### Your objective
Show every line below where "autres" can be found.

** Start Material shown **

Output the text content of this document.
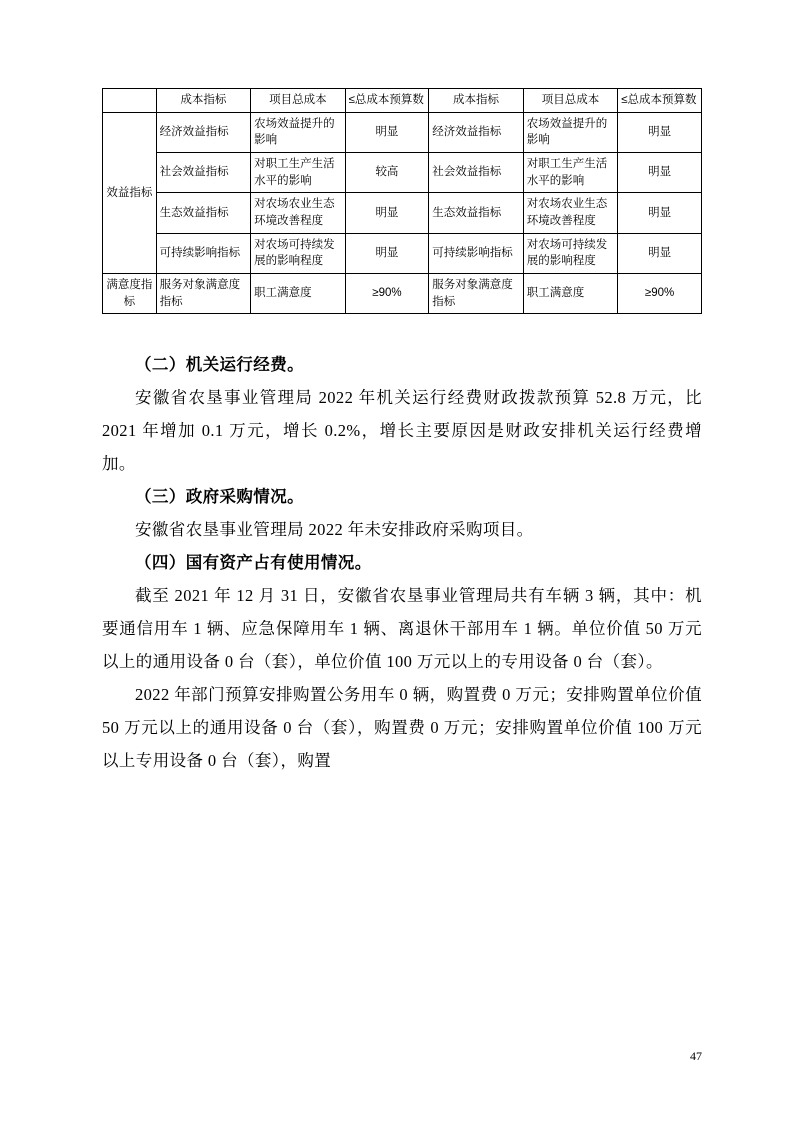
	成本指标	项目总成本	≤总成本预算数	成本指标	项目总成本	≤总成本预算数
效益指标	经济效益指标	农场效益提升的影响	明显	经济效益指标	农场效益提升的影响	明显
	社会效益指标	对职工生产生活水平的影响	较高	社会效益指标	对职工生产生活水平的影响	明显
	生态效益指标	对农场农业生态环境改善程度	明显	生态效益指标	对农场农业生态环境改善程度	明显
	可持续影响指标	对农场可持续发展的影响程度	明显	可持续影响指标	对农场可持续发展的影响程度	明显
满意度指标	服务对象满意度指标	职工满意度	≥90%	服务对象满意度指标	职工满意度	≥90%

（二）机关运行经费。

安徽省农垦事业管理局 2022 年机关运行经费财政拨款预算 52.8 万元，比 2021 年增加 0.1 万元，增长 0.2%，增长主要原因是财政安排机关运行经费增加。

（三）政府采购情况。

安徽省农垦事业管理局 2022 年未安排政府采购项目。

（四）国有资产占有使用情况。

截至 2021 年 12 月 31 日，安徽省农垦事业管理局共有车辆 3 辆，其中：机要通信用车 1 辆、应急保障用车 1 辆、离退休干部用车 1 辆。单位价值 50 万元以上的通用设备 0 台（套），单位价值 100 万元以上的专用设备 0 台（套）。

2022 年部门预算安排购置公务用车 0 辆，购置费 0 万元；安排购置单位价值 50 万元以上的通用设备 0 台（套），购置费 0 万元；安排购置单位价值 100 万元以上专用设备 0 台（套），购置

47
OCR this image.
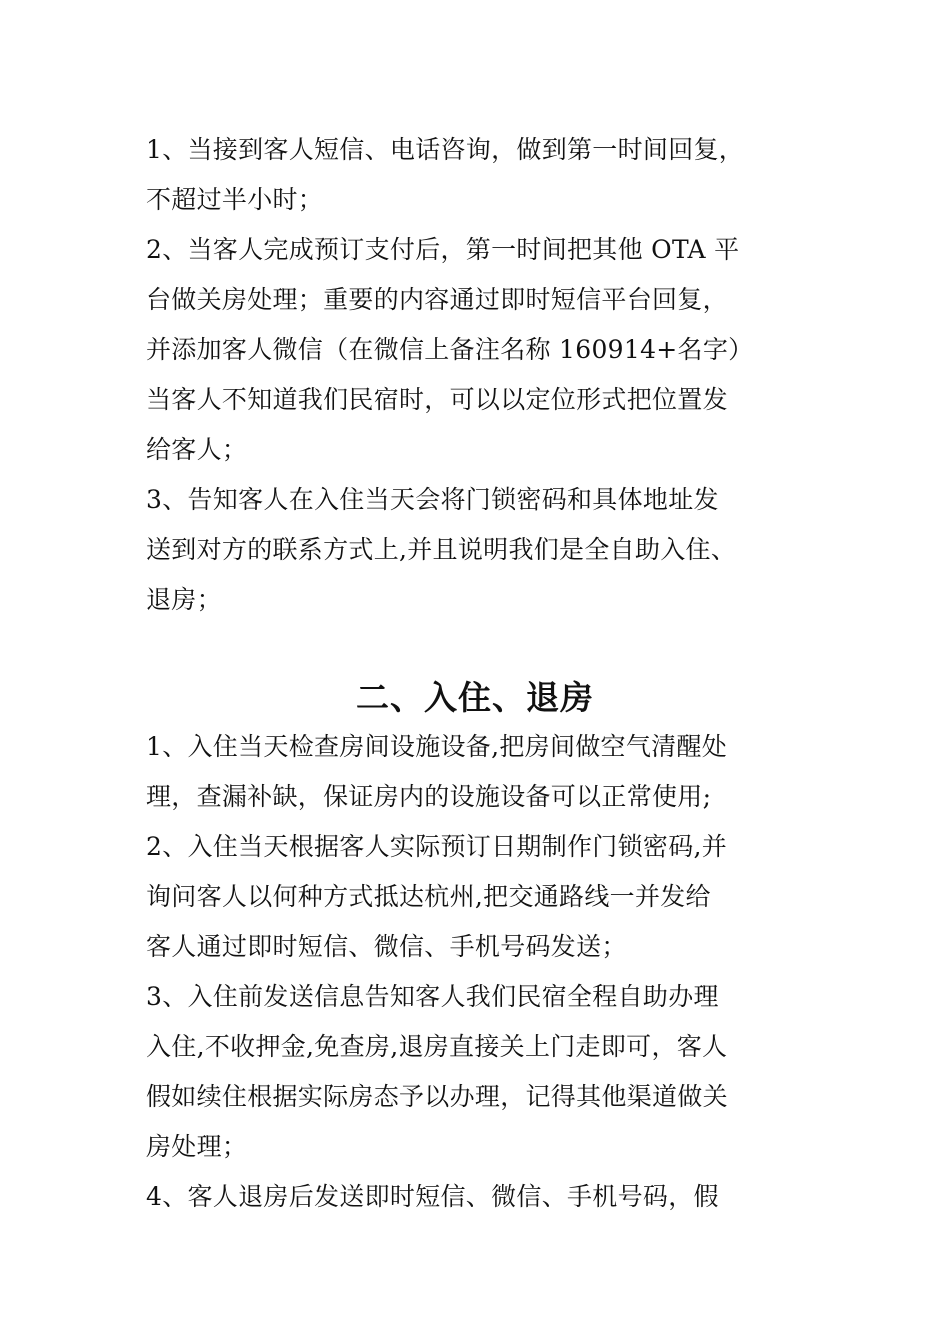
1、当接到客人短信、电话咨询，做到第一时间回复，
不超过半小时；
2、当客人完成预订支付后，第一时间把其他 OTA 平
台做关房处理；重要的内容通过即时短信平台回复，
并添加客人微信（在微信上备注名称 160914+名字）
当客人不知道我们民宿时，可以以定位形式把位置发
给客人；
3、告知客人在入住当天会将门锁密码和具体地址发
送到对方的联系方式上,并且说明我们是全自助入住、
退房；
二、入住、退房
1、入住当天检查房间设施设备,把房间做空气清醒处
理，查漏补缺，保证房内的设施设备可以正常使用;
2、入住当天根据客人实际预订日期制作门锁密码,并
询问客人以何种方式抵达杭州,把交通路线一并发给
客人通过即时短信、微信、手机号码发送；
3、入住前发送信息告知客人我们民宿全程自助办理
入住,不收押金,免查房,退房直接关上门走即可，客人
假如续住根据实际房态予以办理，记得其他渠道做关
房处理；
4、客人退房后发送即时短信、微信、手机号码，假
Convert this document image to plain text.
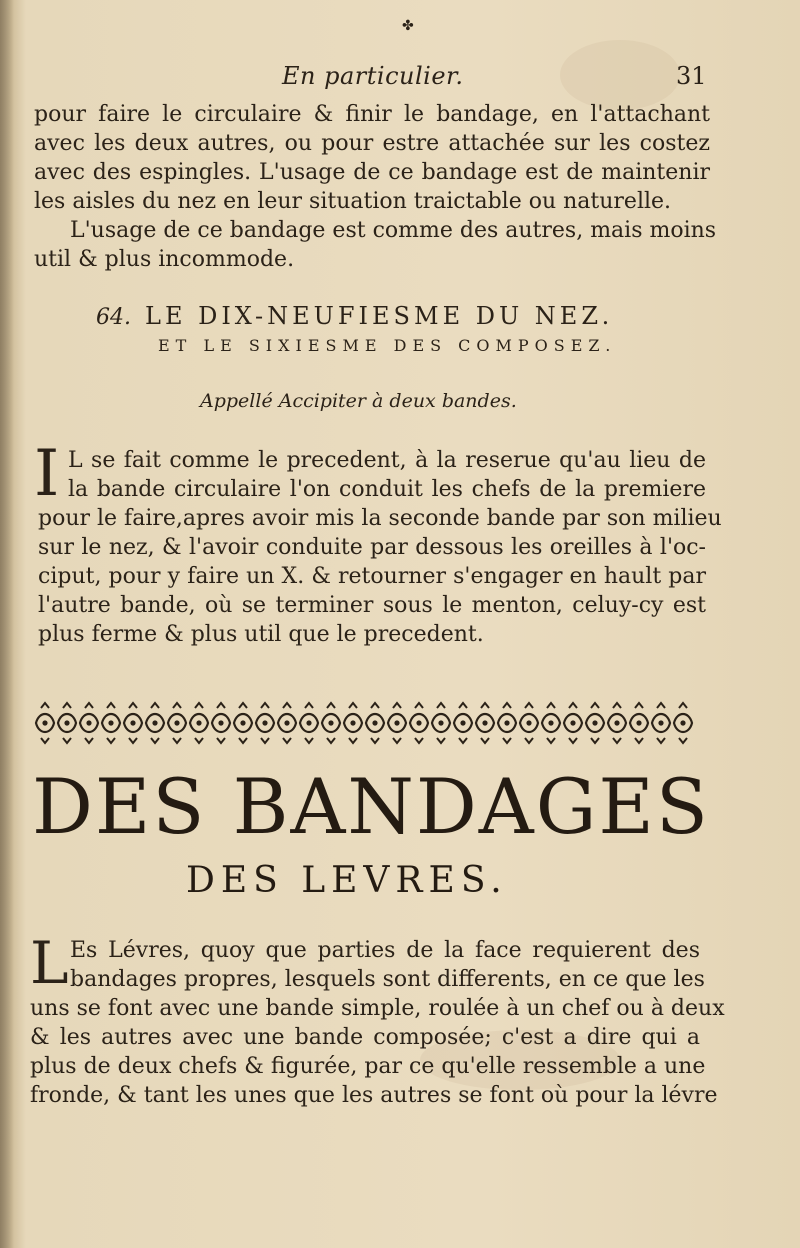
✤
En particulier.	31
pour faire le circulaire & finir le bandage, en l'attachant
avec les deux autres, ou pour estre attachée sur les costez
avec des espingles. L'usage de ce bandage est de maintenir
les aisles du nez en leur situation traictable ou naturelle.
L'usage de ce bandage est comme des autres, mais moins
util & plus incommode.
64. LE DIX-NEUFIESME DU NEZ.
ET LE SIXIESME DES COMPOSEZ.
Appellé Accipiter à deux bandes.
I L se fait comme le precedent, à la reserue qu'au lieu de
la bande circulaire l'on conduit les chefs de la premiere
pour le faire,apres avoir mis la seconde bande par son milieu
sur le nez, & l'avoir conduite par dessous les oreilles à l'oc-
ciput, pour y faire un X. & retourner s'engager en hault par
l'autre bande, où se terminer sous le menton, celuy-cy est
plus ferme & plus util que le precedent.
DES BANDAGES
DES LEVRES.
L Es Lévres, quoy que parties de la face requierent des
bandages propres, lesquels sont differents, en ce que les
uns se font avec une bande simple, roulée à un chef ou à deux
& les autres avec une bande composée; c'est a dire qui a
plus de deux chefs & figurée, par ce qu'elle ressemble a une
fronde, & tant les unes que les autres se font où pour la lévre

** End Material shown **

### Solution to this exercise
avec les deux autres, ou pour estre attachée sur les costez
L'usage de ce bandage est comme des autres, mais moins
& les autres avec une bande composée; c'est a dire qui a
fronde, & tant les unes que les autres se font où pour la lévre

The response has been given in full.